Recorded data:
===
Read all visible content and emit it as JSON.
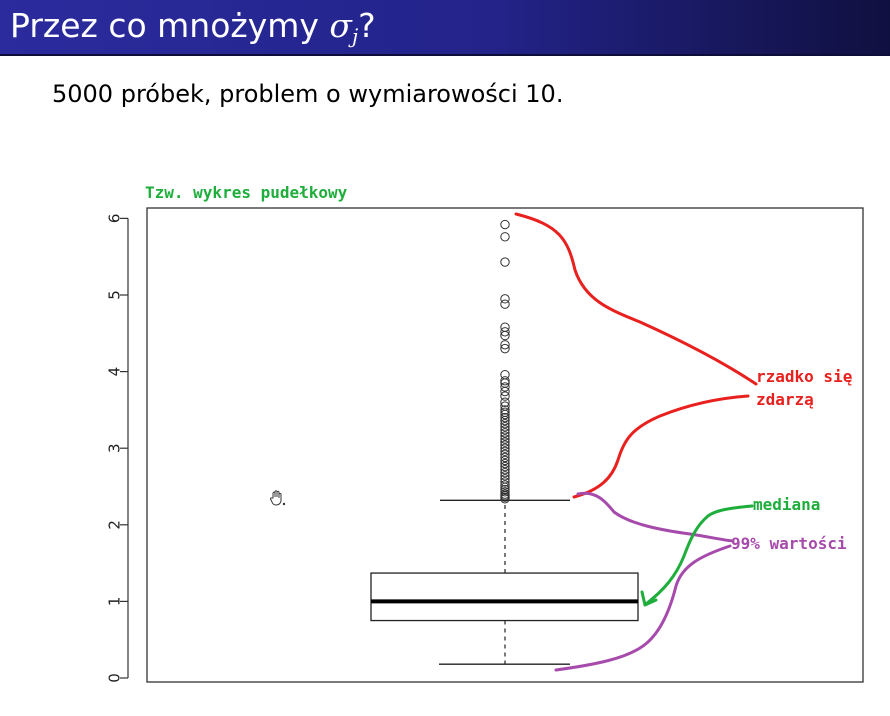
{
  "title": {
    "prefix": "Przez co mnożymy ",
    "symbol": "σ",
    "subscript": "j",
    "suffix": "?"
  },
  "subtitle": "5000 próbek, problem o wymiarowości 10.",
  "annotations": {
    "boxplot_label": "Tzw. wykres pudełkowy",
    "rare_line1": "rzadko się",
    "rare_line2": "zdarzą",
    "median": "mediana",
    "percent99": "99% wartości"
  },
  "colors": {
    "red": "#e8201e",
    "green": "#1fae3c",
    "purple": "#a64aab",
    "title_bg": "#2b2b9e"
  },
  "icons": {
    "cursor": "hand-cursor-icon"
  },
  "chart_data": {
    "type": "box",
    "ylim": [
      0,
      6.2
    ],
    "yticks": [
      "0",
      "1",
      "2",
      "3",
      "4",
      "5",
      "6"
    ],
    "whisker_low": 0.18,
    "q1": 0.75,
    "median": 1.0,
    "q3": 1.37,
    "whisker_high": 2.32,
    "outliers": [
      5.92,
      5.76,
      5.43,
      4.95,
      4.88,
      4.58,
      4.52,
      4.47,
      4.35,
      4.3,
      3.96,
      3.88,
      3.85,
      3.8,
      3.74,
      3.68,
      3.6,
      3.55,
      3.5,
      3.47,
      3.44,
      3.4,
      3.36,
      3.32,
      3.28,
      3.24,
      3.2,
      3.16,
      3.12,
      3.08,
      3.04,
      3.0,
      2.96,
      2.92,
      2.88,
      2.84,
      2.8,
      2.76,
      2.72,
      2.68,
      2.64,
      2.6,
      2.56,
      2.52,
      2.49,
      2.46,
      2.43,
      2.4,
      2.38,
      2.36,
      2.34
    ]
  }
}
===
Your instructions: Print all the records again exactly; do not include any picture.

Output of the exercise:
Read all visible content and emit it as JSON.
{
  "title": {
    "prefix": "Przez co mnożymy ",
    "symbol": "σ",
    "subscript": "j",
    "suffix": "?"
  },
  "subtitle": "5000 próbek, problem o wymiarowości 10.",
  "annotations": {
    "boxplot_label": "Tzw. wykres pudełkowy",
    "rare_line1": "rzadko się",
    "rare_line2": "zdarzą",
    "median": "mediana",
    "percent99": "99% wartości"
  },
  "colors": {
    "red": "#e8201e",
    "green": "#1fae3c",
    "purple": "#a64aab",
    "title_bg": "#2b2b9e"
  },
  "icons": {
    "cursor": "hand-cursor-icon"
  },
  "chart_data": {
    "type": "box",
    "ylim": [
      0,
      6.2
    ],
    "yticks": [
      "0",
      "1",
      "2",
      "3",
      "4",
      "5",
      "6"
    ],
    "whisker_low": 0.18,
    "q1": 0.75,
    "median": 1.0,
    "q3": 1.37,
    "whisker_high": 2.32,
    "outliers": [
      5.92,
      5.76,
      5.43,
      4.95,
      4.88,
      4.58,
      4.52,
      4.47,
      4.35,
      4.3,
      3.96,
      3.88,
      3.85,
      3.8,
      3.74,
      3.68,
      3.6,
      3.55,
      3.5,
      3.47,
      3.44,
      3.4,
      3.36,
      3.32,
      3.28,
      3.24,
      3.2,
      3.16,
      3.12,
      3.08,
      3.04,
      3.0,
      2.96,
      2.92,
      2.88,
      2.84,
      2.8,
      2.76,
      2.72,
      2.68,
      2.64,
      2.6,
      2.56,
      2.52,
      2.49,
      2.46,
      2.43,
      2.4,
      2.38,
      2.36,
      2.34
    ]
  }
}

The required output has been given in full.